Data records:

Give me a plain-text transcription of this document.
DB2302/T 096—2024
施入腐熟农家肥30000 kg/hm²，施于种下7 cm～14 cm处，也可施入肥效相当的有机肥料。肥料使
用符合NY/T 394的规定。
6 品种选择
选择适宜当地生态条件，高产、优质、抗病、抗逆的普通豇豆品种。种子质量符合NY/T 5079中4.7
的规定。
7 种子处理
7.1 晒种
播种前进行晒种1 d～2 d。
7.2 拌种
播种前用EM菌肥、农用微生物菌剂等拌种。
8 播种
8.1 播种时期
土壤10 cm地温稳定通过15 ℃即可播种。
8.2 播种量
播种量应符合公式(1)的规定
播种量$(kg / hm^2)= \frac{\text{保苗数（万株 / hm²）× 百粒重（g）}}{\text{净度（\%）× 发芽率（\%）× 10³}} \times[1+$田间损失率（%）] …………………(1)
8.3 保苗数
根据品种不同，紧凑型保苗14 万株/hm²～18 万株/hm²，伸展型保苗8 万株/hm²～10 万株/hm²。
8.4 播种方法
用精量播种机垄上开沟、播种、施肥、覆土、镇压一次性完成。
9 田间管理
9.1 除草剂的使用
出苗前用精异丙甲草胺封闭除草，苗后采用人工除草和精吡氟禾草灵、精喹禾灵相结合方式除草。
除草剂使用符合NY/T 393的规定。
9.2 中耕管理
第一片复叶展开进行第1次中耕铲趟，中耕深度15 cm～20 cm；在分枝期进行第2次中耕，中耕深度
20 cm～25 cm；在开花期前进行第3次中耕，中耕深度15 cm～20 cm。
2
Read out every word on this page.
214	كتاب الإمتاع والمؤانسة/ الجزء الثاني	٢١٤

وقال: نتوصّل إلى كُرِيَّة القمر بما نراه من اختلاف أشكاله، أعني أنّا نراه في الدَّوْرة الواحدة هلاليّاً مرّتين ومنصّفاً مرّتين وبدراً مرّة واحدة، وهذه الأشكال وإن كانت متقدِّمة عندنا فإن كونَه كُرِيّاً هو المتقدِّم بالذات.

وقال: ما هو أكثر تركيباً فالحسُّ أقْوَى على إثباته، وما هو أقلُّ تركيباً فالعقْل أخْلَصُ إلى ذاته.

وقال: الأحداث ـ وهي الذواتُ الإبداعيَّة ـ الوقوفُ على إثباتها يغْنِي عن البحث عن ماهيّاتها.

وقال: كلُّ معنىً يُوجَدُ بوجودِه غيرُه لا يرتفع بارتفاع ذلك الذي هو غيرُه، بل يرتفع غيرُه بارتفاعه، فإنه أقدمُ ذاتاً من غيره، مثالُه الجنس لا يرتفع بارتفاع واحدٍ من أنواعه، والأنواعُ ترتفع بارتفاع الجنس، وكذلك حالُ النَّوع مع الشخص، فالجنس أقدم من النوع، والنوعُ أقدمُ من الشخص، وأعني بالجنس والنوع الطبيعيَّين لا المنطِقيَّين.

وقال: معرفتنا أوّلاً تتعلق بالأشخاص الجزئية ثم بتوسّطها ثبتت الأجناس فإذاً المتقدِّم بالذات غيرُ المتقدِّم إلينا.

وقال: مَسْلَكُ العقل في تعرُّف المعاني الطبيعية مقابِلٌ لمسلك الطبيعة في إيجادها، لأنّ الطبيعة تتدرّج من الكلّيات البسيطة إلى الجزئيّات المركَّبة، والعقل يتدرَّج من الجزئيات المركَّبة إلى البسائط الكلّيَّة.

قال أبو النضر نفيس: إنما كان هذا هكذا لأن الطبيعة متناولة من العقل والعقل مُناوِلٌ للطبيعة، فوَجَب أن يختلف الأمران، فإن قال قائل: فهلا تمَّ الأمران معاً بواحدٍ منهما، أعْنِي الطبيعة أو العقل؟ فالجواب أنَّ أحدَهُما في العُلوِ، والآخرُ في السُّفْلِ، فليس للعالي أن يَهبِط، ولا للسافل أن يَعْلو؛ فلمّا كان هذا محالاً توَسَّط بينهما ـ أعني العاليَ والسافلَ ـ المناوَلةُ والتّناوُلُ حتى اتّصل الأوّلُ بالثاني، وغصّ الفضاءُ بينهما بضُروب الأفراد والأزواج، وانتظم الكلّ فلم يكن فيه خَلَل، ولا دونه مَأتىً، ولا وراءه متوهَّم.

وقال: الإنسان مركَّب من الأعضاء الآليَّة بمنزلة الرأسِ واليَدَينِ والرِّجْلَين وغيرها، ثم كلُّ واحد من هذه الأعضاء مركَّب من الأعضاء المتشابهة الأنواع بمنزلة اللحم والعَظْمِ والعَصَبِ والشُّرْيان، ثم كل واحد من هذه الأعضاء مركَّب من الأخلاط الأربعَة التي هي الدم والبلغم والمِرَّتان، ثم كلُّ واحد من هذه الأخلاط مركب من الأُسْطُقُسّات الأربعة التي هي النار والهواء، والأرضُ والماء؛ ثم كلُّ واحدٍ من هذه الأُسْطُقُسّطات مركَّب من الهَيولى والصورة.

• _Problem statement_:
Search the entries for the string "this" and collect each line that has it.

• _Task output_:
Give me a plain-text transcription of this document.
Read out every word on this page.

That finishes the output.